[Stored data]

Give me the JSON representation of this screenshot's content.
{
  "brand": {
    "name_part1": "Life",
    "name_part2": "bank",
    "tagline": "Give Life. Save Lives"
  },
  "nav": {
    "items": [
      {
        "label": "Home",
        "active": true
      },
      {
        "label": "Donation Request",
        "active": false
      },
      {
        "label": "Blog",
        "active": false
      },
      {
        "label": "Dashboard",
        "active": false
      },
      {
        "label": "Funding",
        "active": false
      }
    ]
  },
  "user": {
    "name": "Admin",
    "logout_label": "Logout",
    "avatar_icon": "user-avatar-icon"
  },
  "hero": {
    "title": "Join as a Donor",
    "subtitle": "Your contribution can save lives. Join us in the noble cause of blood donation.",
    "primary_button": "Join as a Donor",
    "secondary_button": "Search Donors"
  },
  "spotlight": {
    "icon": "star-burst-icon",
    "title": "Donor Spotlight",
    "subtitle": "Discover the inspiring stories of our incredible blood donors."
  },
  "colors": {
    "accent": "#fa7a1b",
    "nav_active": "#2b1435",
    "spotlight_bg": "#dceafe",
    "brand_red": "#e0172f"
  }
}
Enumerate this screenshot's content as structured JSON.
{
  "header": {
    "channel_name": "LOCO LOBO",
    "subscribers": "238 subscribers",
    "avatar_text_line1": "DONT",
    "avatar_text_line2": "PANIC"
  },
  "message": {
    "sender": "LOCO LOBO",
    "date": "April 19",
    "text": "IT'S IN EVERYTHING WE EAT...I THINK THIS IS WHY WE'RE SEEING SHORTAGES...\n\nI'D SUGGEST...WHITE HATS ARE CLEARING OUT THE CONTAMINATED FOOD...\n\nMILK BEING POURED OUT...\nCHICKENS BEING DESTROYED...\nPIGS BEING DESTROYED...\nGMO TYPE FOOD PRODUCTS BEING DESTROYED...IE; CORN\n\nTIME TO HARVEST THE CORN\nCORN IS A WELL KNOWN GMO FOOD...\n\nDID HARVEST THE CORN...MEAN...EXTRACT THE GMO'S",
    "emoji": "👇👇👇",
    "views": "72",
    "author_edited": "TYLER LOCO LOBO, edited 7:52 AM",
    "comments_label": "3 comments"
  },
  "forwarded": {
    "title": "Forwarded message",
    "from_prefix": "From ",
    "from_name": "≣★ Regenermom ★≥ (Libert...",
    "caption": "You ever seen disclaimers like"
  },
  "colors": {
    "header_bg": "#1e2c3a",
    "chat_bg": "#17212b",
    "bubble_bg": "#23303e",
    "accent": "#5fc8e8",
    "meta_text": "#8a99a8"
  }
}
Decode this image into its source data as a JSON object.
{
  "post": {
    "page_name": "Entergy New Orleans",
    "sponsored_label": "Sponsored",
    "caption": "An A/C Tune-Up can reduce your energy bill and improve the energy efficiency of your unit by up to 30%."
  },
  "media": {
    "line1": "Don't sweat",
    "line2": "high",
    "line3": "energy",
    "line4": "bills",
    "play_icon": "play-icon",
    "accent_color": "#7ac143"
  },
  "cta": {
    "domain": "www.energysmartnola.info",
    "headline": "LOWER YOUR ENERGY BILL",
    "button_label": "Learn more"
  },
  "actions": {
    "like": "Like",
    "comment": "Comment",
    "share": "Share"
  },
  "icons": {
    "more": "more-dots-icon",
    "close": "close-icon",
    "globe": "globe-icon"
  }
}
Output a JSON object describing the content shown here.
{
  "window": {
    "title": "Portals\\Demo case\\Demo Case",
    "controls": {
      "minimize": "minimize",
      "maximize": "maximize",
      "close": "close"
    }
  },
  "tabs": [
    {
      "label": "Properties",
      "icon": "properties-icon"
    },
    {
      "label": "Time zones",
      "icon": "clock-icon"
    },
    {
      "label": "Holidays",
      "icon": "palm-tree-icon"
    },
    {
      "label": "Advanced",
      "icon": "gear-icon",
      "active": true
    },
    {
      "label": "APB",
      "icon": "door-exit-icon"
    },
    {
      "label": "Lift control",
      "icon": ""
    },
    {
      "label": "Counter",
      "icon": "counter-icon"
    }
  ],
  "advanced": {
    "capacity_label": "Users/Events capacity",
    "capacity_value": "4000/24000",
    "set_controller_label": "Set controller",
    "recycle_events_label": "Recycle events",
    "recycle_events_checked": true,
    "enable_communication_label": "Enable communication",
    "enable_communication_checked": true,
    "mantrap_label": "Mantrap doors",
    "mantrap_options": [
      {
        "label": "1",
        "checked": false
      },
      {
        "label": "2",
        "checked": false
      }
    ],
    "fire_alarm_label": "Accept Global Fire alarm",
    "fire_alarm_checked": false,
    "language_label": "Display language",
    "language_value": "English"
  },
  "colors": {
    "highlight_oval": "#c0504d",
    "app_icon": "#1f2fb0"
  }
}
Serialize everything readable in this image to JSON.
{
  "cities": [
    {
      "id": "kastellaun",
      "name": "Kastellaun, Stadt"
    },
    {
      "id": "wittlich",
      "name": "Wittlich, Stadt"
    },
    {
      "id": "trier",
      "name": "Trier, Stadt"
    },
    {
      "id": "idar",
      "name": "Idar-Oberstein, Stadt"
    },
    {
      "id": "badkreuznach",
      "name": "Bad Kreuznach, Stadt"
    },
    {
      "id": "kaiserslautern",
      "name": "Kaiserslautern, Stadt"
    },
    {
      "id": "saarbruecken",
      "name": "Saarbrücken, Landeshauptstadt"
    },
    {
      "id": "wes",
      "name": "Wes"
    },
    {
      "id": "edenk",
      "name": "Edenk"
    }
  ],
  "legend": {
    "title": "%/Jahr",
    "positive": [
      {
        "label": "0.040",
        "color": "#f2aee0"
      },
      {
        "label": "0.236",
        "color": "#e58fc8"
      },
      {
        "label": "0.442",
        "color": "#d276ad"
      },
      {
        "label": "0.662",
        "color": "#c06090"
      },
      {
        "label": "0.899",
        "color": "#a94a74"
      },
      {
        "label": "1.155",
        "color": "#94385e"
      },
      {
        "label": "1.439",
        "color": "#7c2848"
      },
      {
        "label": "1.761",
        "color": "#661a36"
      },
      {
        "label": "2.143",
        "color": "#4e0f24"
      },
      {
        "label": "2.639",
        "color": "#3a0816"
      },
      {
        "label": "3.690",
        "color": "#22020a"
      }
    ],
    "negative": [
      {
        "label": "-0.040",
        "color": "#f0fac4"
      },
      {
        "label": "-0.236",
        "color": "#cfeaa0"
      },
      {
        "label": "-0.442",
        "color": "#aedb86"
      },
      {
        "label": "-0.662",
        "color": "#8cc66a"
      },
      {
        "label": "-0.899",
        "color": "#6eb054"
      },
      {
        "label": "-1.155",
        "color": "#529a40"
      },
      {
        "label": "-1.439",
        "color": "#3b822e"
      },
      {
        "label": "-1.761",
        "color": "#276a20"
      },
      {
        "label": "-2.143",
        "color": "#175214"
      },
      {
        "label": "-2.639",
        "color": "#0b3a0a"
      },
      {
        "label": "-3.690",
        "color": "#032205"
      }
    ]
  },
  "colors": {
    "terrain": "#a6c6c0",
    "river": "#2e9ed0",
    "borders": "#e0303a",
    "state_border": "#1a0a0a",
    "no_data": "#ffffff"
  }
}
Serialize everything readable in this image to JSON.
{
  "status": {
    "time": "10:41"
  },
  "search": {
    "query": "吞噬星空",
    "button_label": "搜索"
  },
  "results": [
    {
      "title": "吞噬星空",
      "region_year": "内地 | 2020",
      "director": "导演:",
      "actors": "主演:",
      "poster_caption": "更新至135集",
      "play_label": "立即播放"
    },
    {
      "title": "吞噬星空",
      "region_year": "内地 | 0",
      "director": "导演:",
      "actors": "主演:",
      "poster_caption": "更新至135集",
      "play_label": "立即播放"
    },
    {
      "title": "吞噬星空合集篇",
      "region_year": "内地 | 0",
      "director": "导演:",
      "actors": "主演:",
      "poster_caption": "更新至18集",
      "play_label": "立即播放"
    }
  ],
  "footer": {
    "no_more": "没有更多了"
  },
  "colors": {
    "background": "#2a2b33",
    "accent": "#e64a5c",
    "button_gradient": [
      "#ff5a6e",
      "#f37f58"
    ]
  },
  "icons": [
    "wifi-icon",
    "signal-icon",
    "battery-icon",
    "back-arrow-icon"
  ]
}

DIRECTION ::
Report only how many lines of the listing hold the word "blood".

WRITTEN RESPONSE ::
2